EXERCISE: From the records below, find each line with the string "questi" and copy it.

INFORMATION SHOWN:
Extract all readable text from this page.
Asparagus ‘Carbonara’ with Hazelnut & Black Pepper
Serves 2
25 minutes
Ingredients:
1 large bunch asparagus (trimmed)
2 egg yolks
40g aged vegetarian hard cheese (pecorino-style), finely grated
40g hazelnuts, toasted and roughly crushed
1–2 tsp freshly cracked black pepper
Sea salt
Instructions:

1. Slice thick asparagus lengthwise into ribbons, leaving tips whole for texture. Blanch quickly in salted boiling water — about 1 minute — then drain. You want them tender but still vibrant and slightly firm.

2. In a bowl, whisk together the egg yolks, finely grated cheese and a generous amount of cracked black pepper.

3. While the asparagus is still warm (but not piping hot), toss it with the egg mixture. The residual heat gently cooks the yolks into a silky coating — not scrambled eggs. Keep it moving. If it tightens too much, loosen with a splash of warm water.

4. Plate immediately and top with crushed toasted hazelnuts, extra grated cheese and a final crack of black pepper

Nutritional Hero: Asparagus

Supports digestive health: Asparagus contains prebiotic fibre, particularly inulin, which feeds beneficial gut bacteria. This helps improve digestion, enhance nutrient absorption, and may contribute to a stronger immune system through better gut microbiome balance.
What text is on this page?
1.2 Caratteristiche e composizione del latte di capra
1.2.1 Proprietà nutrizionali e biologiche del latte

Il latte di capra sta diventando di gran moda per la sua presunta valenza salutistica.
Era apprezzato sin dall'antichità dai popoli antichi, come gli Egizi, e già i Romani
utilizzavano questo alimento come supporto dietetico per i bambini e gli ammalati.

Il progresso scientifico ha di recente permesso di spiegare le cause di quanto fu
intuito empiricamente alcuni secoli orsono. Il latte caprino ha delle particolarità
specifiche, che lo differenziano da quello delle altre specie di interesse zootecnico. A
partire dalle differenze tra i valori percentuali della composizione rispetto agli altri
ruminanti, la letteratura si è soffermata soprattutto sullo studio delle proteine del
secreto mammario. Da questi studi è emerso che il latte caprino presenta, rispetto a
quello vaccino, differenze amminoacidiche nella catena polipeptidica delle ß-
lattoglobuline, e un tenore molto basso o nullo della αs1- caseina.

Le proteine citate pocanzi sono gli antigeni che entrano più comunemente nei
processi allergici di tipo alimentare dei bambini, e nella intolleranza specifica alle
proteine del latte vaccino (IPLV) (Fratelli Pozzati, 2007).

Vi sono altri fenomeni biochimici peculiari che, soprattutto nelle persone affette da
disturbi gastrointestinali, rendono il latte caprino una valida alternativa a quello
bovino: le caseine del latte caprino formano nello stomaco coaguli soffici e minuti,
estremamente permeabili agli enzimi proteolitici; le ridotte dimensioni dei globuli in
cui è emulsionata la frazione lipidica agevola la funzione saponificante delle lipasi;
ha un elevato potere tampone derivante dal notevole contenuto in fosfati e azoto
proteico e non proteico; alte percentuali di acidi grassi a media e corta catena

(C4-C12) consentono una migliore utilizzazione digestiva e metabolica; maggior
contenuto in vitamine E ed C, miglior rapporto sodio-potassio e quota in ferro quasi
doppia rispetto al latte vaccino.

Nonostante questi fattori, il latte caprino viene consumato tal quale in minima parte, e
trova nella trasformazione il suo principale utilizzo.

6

RESPONSE BELOW:
secreto mammario. Da questi studi è emerso che il latte caprino presenta, rispetto a
Nonostante questi fattori, il latte caprino viene consumato tal quale in minima parte, e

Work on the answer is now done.